Data extracted from a collection

- - -

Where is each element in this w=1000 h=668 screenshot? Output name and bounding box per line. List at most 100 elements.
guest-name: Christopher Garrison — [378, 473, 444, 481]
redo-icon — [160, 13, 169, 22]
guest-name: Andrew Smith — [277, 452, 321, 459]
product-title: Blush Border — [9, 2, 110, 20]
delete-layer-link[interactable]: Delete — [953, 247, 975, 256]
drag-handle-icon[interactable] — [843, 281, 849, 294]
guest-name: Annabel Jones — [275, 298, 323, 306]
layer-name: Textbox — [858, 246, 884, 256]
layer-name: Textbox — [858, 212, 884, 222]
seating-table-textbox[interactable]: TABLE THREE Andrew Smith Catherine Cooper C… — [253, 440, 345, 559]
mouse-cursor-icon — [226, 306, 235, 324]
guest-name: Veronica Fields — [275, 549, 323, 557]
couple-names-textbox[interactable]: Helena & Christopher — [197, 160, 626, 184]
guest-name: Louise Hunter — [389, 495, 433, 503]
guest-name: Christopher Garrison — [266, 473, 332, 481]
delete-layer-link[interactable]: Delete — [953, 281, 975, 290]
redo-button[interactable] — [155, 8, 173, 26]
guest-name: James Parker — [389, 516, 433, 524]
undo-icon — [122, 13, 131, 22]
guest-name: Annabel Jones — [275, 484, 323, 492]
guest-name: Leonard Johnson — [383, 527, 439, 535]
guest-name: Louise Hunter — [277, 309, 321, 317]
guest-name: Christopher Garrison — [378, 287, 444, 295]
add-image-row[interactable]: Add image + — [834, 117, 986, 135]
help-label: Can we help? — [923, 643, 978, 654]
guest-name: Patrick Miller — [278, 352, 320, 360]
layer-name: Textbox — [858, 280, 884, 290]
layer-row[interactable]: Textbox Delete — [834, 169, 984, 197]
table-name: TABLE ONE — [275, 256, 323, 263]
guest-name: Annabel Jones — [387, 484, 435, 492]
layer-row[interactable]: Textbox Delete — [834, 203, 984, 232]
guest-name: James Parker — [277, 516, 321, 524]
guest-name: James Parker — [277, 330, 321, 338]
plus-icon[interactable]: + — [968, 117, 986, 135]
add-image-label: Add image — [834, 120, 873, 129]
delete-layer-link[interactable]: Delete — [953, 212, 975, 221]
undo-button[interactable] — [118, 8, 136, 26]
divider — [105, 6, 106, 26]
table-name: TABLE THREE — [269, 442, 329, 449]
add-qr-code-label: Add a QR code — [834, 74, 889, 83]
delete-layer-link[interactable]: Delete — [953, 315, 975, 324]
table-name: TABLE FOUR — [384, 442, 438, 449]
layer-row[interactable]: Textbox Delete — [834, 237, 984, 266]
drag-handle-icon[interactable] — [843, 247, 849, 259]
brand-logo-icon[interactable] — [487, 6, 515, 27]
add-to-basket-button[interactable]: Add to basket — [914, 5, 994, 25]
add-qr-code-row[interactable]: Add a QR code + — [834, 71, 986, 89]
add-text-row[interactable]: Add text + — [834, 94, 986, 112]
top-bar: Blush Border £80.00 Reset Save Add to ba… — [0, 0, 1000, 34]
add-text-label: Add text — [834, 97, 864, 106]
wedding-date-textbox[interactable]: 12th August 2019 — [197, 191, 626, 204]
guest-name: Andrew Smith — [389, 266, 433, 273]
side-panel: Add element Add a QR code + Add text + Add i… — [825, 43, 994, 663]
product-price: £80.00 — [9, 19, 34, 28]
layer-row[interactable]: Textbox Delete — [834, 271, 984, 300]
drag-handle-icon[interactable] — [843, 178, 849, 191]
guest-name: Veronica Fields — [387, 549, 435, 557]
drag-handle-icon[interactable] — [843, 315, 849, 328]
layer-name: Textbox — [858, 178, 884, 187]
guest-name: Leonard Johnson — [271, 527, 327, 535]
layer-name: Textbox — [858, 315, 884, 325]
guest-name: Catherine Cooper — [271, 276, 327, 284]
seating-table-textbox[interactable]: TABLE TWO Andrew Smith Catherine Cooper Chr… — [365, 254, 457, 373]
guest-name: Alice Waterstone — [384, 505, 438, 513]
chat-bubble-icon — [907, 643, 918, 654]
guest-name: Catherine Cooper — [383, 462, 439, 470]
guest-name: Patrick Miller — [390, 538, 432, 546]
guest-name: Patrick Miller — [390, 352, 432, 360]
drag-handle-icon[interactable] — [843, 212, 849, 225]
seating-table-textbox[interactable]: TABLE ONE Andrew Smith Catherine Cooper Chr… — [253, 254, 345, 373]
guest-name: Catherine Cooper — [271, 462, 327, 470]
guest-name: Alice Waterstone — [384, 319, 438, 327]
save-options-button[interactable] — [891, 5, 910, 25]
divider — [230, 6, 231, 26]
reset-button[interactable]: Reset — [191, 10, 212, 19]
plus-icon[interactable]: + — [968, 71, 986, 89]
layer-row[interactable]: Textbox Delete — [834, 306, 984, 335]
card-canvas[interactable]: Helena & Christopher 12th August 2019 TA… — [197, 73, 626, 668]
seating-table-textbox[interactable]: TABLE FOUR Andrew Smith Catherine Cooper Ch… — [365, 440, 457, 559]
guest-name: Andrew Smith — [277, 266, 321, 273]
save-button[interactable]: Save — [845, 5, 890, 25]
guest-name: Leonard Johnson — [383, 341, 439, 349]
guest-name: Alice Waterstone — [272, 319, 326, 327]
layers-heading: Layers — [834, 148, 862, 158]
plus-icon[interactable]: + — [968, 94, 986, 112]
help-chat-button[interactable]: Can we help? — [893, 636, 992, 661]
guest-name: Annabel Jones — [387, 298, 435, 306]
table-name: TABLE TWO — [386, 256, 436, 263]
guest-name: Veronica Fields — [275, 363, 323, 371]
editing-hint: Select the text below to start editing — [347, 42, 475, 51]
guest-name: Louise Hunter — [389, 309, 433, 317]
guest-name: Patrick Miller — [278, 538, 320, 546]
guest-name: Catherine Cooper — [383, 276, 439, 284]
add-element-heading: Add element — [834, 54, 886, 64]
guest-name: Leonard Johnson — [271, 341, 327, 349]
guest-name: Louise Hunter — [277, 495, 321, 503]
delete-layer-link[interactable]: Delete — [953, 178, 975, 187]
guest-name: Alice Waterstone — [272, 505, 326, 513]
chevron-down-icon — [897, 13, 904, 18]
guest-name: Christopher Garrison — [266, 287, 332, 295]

- - -

Your task — Pick out and copy every line in the entries above that contains the word "Andrew". Case counts.

Answer to this task —
guest-name: Andrew Smith — [277, 452, 321, 459]
seating-table-textbox[interactable]: TABLE THREE Andrew Smith Catherine Cooper C… — [253, 440, 345, 559]
guest-name: Andrew Smith — [389, 266, 433, 273]
seating-table-textbox[interactable]: TABLE TWO Andrew Smith Catherine Cooper Chr… — [365, 254, 457, 373]
seating-table-textbox[interactable]: TABLE ONE Andrew Smith Catherine Cooper Chr… — [253, 254, 345, 373]
seating-table-textbox[interactable]: TABLE FOUR Andrew Smith Catherine Cooper Ch… — [365, 440, 457, 559]
guest-name: Andrew Smith — [277, 266, 321, 273]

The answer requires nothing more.